Task prompt
When a line below contains the word "xlabel", it counts toward the total; give that total and nothing besides.
[Start of Attachment]
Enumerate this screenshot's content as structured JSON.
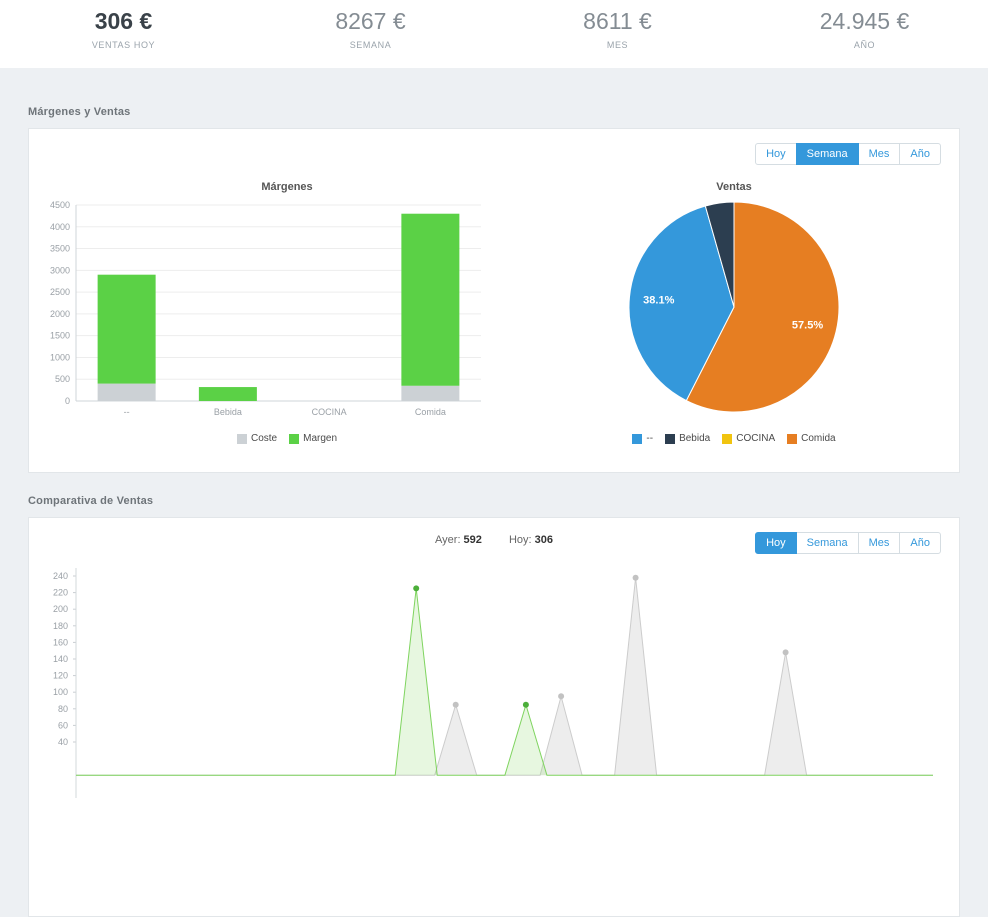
{
  "stats": [
    {
      "value": "306 €",
      "label": "VENTAS HOY"
    },
    {
      "value": "8267 €",
      "label": "SEMANA"
    },
    {
      "value": "8611 €",
      "label": "MES"
    },
    {
      "value": "24.945 €",
      "label": "AÑO"
    }
  ],
  "sections": {
    "margins": {
      "title": "Márgenes y Ventas",
      "range_buttons": [
        {
          "label": "Hoy"
        },
        {
          "label": "Semana",
          "active": true
        },
        {
          "label": "Mes"
        },
        {
          "label": "Año"
        }
      ]
    },
    "comparison": {
      "title": "Comparativa de Ventas",
      "summary": {
        "ayer_label": "Ayer:",
        "ayer_value": "592",
        "hoy_label": "Hoy:",
        "hoy_value": "306"
      },
      "range_buttons": [
        {
          "label": "Hoy",
          "active": true
        },
        {
          "label": "Semana"
        },
        {
          "label": "Mes"
        },
        {
          "label": "Año"
        }
      ]
    }
  },
  "chart_data": [
    {
      "type": "bar",
      "title": "Márgenes",
      "categories": [
        "--",
        "Bebida",
        "COCINA",
        "Comida"
      ],
      "series": [
        {
          "name": "Coste",
          "color": "#ccd1d5",
          "values": [
            400,
            0,
            0,
            350
          ]
        },
        {
          "name": "Margen",
          "color": "#5bd146",
          "values": [
            2500,
            320,
            0,
            3950
          ]
        }
      ],
      "stacked": true,
      "ylim": [
        0,
        4500
      ],
      "ytick_step": 500,
      "legend_position": "bottom"
    },
    {
      "type": "pie",
      "title": "Ventas",
      "slices": [
        {
          "name": "Comida",
          "value": 57.5,
          "color": "#e67e22",
          "label": "57.5%"
        },
        {
          "name": "--",
          "value": 38.1,
          "color": "#3498db",
          "label": "38.1%"
        },
        {
          "name": "Bebida",
          "value": 4.4,
          "color": "#2c3e50",
          "label": ""
        },
        {
          "name": "COCINA",
          "value": 0,
          "color": "#f1c40f",
          "label": ""
        }
      ],
      "legend": [
        {
          "name": "--",
          "color": "#3498db"
        },
        {
          "name": "Bebida",
          "color": "#2c3e50"
        },
        {
          "name": "COCINA",
          "color": "#f1c40f"
        },
        {
          "name": "Comida",
          "color": "#e67e22"
        }
      ],
      "start_angle_deg": 0,
      "legend_position": "bottom"
    },
    {
      "type": "area",
      "yticks": [
        240,
        220,
        200,
        180,
        160,
        140,
        120,
        100,
        80,
        60,
        40
      ],
      "ylim": [
        0,
        250
      ],
      "series": [
        {
          "name": "Ayer",
          "color": "#cccccc",
          "fill": "rgba(204,204,204,0.35)",
          "dot": "#c2c2c2",
          "peaks": [
            {
              "x_frac": 0.443,
              "v": 85
            },
            {
              "x_frac": 0.566,
              "v": 95
            },
            {
              "x_frac": 0.653,
              "v": 238
            },
            {
              "x_frac": 0.828,
              "v": 148
            }
          ]
        },
        {
          "name": "Hoy",
          "color": "#7fd45f",
          "fill": "rgba(144,217,115,0.22)",
          "dot": "#4caf3a",
          "peaks": [
            {
              "x_frac": 0.397,
              "v": 225
            },
            {
              "x_frac": 0.525,
              "v": 85
            }
          ]
        }
      ]
    }
  ]
}
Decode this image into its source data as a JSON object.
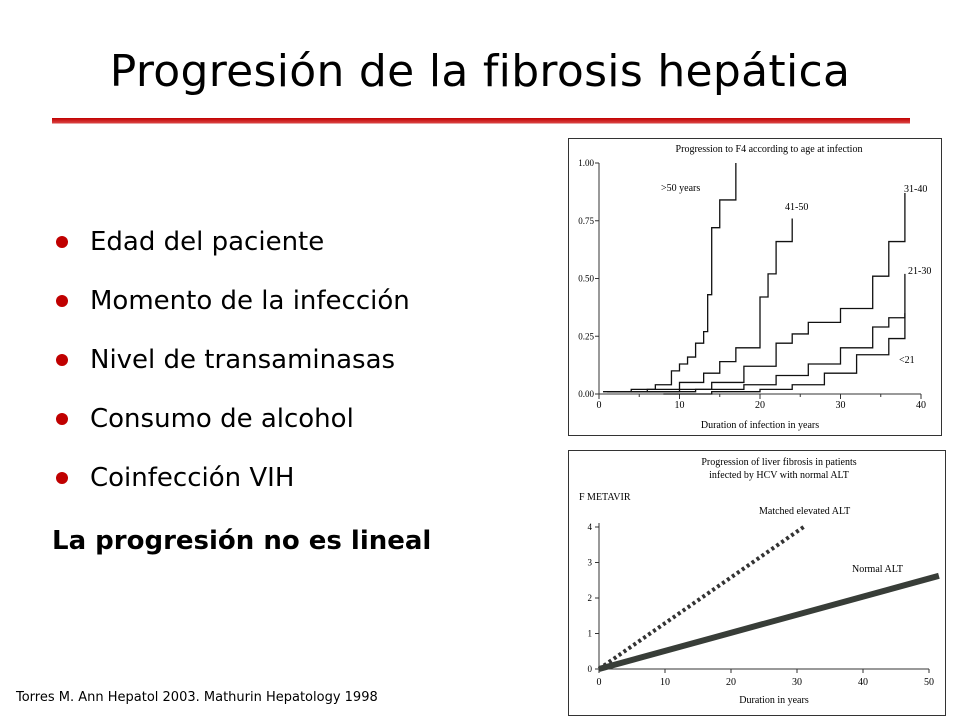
{
  "slide": {
    "title": "Progresión de la fibrosis hepática",
    "bullets": [
      "Edad del paciente",
      "Momento de la infección",
      "Nivel de transaminasas",
      "Consumo de alcohol",
      "Coinfección VIH"
    ],
    "note": "La progresión no es lineal",
    "source": "Torres M. Ann Hepatol 2003. Mathurin Hepatology 1998",
    "accent_color": "#c00000"
  },
  "chart_data": [
    {
      "type": "line",
      "title": "Progression to F4 according to age at infection",
      "xlabel": "Duration of infection in years",
      "ylabel": "",
      "xlim": [
        0,
        40
      ],
      "ylim": [
        0,
        1
      ],
      "xticks": [
        "0",
        "10",
        "20",
        "30",
        "40"
      ],
      "yticks": [
        "0.00",
        "0.25",
        "0.50",
        "0.75",
        "1.00"
      ],
      "grid": false,
      "series": [
        {
          "name": ">50 years",
          "x": [
            0.5,
            4,
            7,
            9,
            10,
            11,
            12,
            13,
            13.5,
            14,
            15,
            17
          ],
          "y": [
            0.01,
            0.02,
            0.04,
            0.1,
            0.13,
            0.16,
            0.22,
            0.27,
            0.43,
            0.72,
            0.84,
            1.0
          ]
        },
        {
          "name": "41-50",
          "x": [
            1,
            6,
            10,
            13,
            15,
            17,
            20,
            21,
            22,
            24
          ],
          "y": [
            0.01,
            0.02,
            0.05,
            0.09,
            0.14,
            0.2,
            0.42,
            0.52,
            0.66,
            0.76
          ]
        },
        {
          "name": "31-40",
          "x": [
            4,
            10,
            14,
            18,
            22,
            24,
            26,
            30,
            34,
            36,
            38
          ],
          "y": [
            0.01,
            0.02,
            0.05,
            0.12,
            0.22,
            0.26,
            0.31,
            0.37,
            0.51,
            0.66,
            0.87
          ]
        },
        {
          "name": "21-30",
          "x": [
            6,
            12,
            18,
            22,
            26,
            30,
            34,
            36,
            38
          ],
          "y": [
            0.01,
            0.02,
            0.04,
            0.08,
            0.13,
            0.2,
            0.29,
            0.33,
            0.52
          ]
        },
        {
          "name": "<21",
          "x": [
            8,
            14,
            20,
            24,
            28,
            32,
            36,
            38
          ],
          "y": [
            0.0,
            0.01,
            0.02,
            0.04,
            0.09,
            0.17,
            0.24,
            0.35
          ]
        }
      ]
    },
    {
      "type": "line",
      "title": "Progression of liver fibrosis in patients infected by HCV with normal ALT",
      "xlabel": "Duration in years",
      "ylabel": "F METAVIR",
      "xlim": [
        0,
        50
      ],
      "ylim": [
        0,
        4
      ],
      "xticks": [
        "0",
        "10",
        "20",
        "30",
        "40",
        "50"
      ],
      "yticks": [
        "0",
        "1",
        "2",
        "3",
        "4"
      ],
      "grid": false,
      "series": [
        {
          "name": "Matched elevated ALT",
          "style": "dotted",
          "x": [
            0,
            31
          ],
          "y": [
            0,
            4
          ]
        },
        {
          "name": "Normal ALT",
          "style": "solid-thick",
          "x": [
            0,
            52
          ],
          "y": [
            0,
            2.65
          ]
        }
      ]
    }
  ]
}
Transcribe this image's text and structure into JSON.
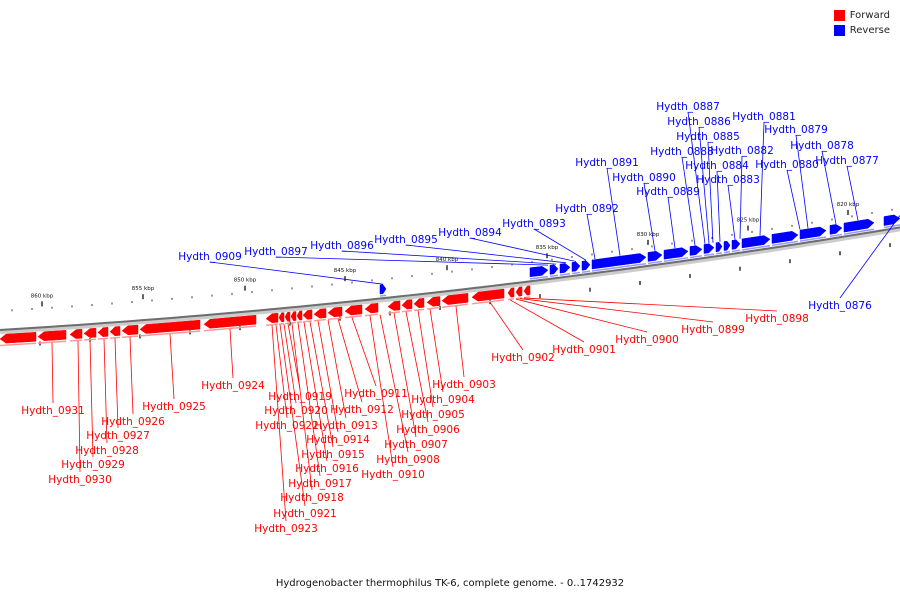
{
  "legend": {
    "forward_label": "Forward",
    "reverse_label": "Reverse",
    "forward_color": "#ff0000",
    "reverse_color": "#0000ff"
  },
  "footer": {
    "caption": "Hydrogenobacter thermophilus TK-6, complete genome. - 0..1742932"
  },
  "scale_ticks": [
    "860 kbp",
    "855 kbp",
    "850 kbp",
    "845 kbp",
    "840 kbp",
    "835 kbp",
    "830 kbp",
    "825 kbp",
    "820 kbp"
  ],
  "reverse_genes": [
    "Hydth_0909",
    "Hydth_0897",
    "Hydth_0896",
    "Hydth_0895",
    "Hydth_0894",
    "Hydth_0893",
    "Hydth_0892",
    "Hydth_0891",
    "Hydth_0890",
    "Hydth_0889",
    "Hydth_0888",
    "Hydth_0887",
    "Hydth_0886",
    "Hydth_0885",
    "Hydth_0884",
    "Hydth_0883",
    "Hydth_0882",
    "Hydth_0881",
    "Hydth_0880",
    "Hydth_0879",
    "Hydth_0878",
    "Hydth_0877",
    "Hydth_0876"
  ],
  "forward_genes": [
    "Hydth_0931",
    "Hydth_0930",
    "Hydth_0929",
    "Hydth_0928",
    "Hydth_0927",
    "Hydth_0926",
    "Hydth_0925",
    "Hydth_0924",
    "Hydth_0923",
    "Hydth_0922",
    "Hydth_0921",
    "Hydth_0920",
    "Hydth_0919",
    "Hydth_0918",
    "Hydth_0917",
    "Hydth_0916",
    "Hydth_0915",
    "Hydth_0914",
    "Hydth_0913",
    "Hydth_0912",
    "Hydth_0911",
    "Hydth_0910",
    "Hydth_0908",
    "Hydth_0907",
    "Hydth_0906",
    "Hydth_0905",
    "Hydth_0904",
    "Hydth_0903",
    "Hydth_0902",
    "Hydth_0901",
    "Hydth_0900",
    "Hydth_0899",
    "Hydth_0898"
  ]
}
[End of Attachment]
Exercise solution
2